BEGIN

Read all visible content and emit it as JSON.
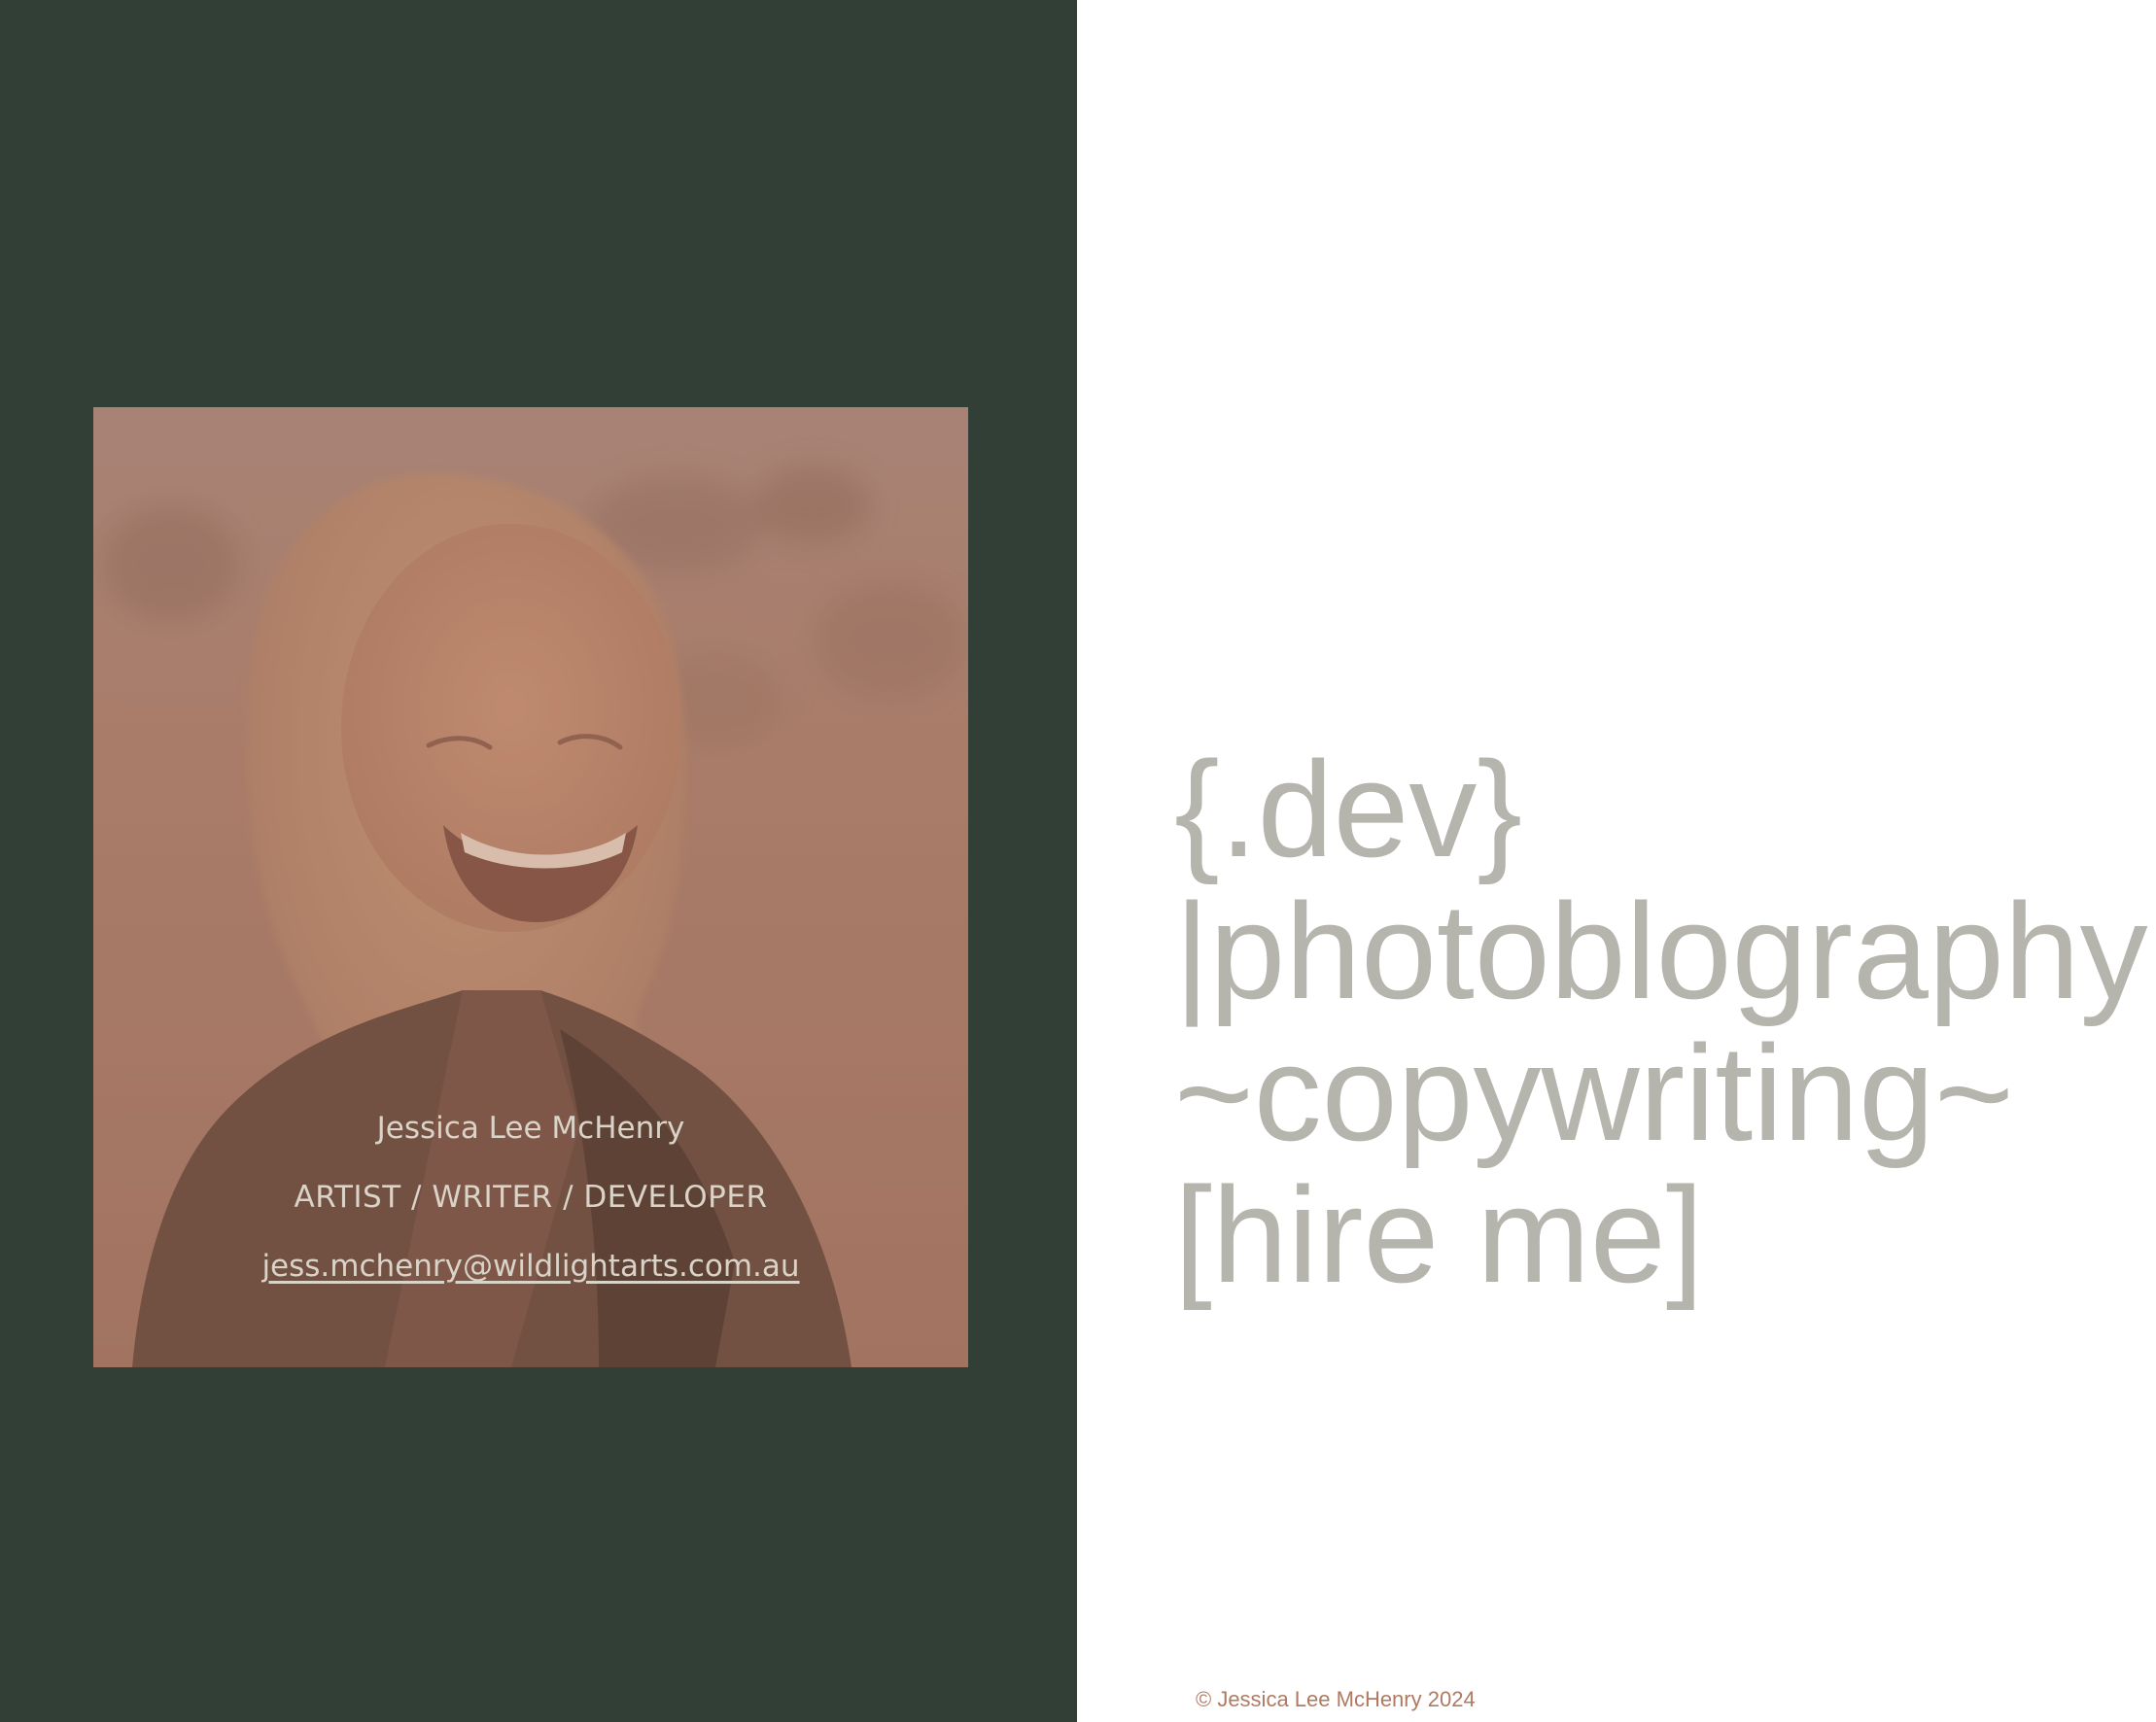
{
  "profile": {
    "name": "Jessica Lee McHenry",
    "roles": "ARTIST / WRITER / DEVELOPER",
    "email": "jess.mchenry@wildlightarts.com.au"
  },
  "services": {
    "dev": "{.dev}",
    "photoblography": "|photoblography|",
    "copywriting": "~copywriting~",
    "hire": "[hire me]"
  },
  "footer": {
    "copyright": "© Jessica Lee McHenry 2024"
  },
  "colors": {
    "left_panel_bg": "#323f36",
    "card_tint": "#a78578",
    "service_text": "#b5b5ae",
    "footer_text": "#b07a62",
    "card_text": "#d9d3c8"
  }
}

END
BEGIN

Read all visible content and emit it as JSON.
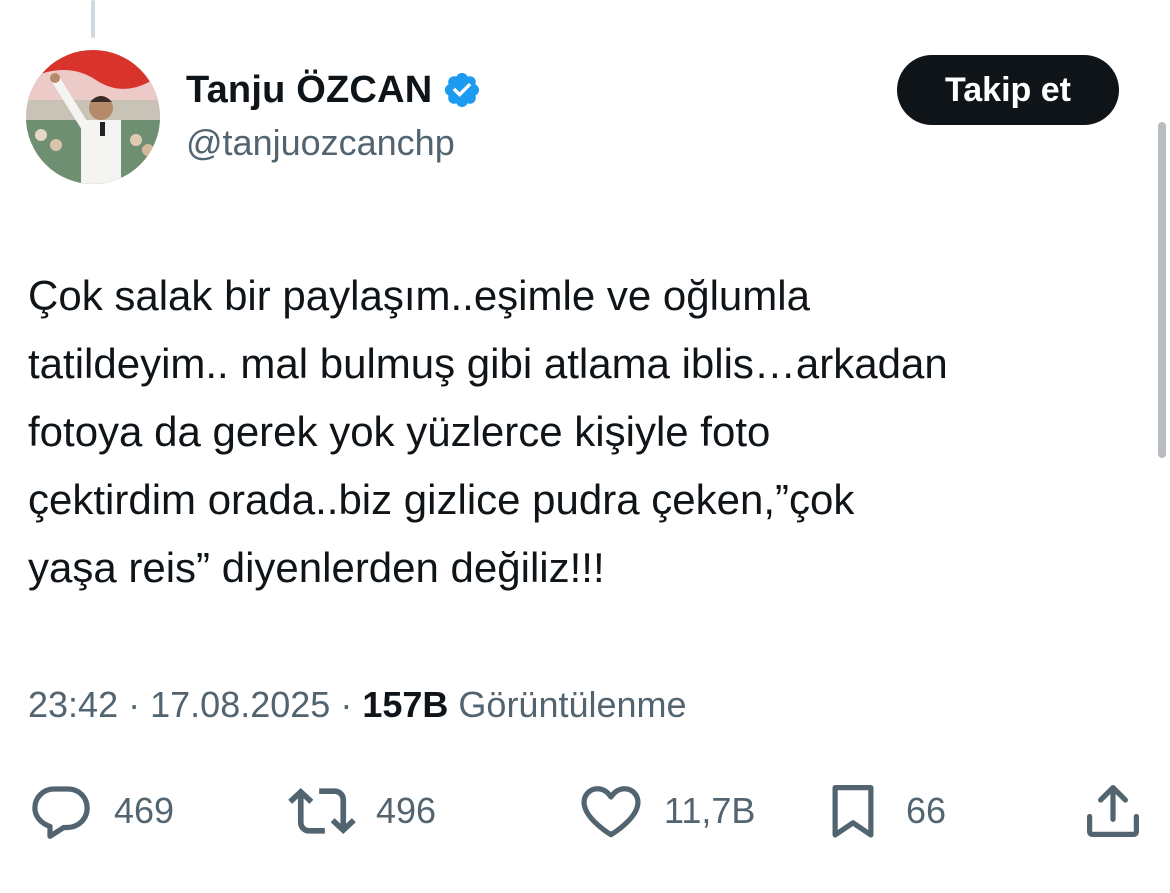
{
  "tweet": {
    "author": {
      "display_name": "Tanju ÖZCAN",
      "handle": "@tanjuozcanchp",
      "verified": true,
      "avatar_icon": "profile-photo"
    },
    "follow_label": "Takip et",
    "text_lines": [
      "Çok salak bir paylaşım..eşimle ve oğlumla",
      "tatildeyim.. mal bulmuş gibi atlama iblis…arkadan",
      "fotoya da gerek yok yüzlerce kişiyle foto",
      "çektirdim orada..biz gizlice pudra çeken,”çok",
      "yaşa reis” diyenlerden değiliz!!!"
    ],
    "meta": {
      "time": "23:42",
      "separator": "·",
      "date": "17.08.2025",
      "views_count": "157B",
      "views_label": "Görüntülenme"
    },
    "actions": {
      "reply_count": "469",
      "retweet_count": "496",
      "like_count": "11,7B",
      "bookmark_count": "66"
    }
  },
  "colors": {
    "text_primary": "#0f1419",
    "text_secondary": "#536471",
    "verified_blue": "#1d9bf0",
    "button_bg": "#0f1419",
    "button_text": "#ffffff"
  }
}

END

AIM:
Pick each line holding the word "Jessica" out of the data and copy it.

RESPONSE TO THE TASK:
    "name": "Jessica Lee McHenry",
    "copyright": "© Jessica Lee McHenry 2024"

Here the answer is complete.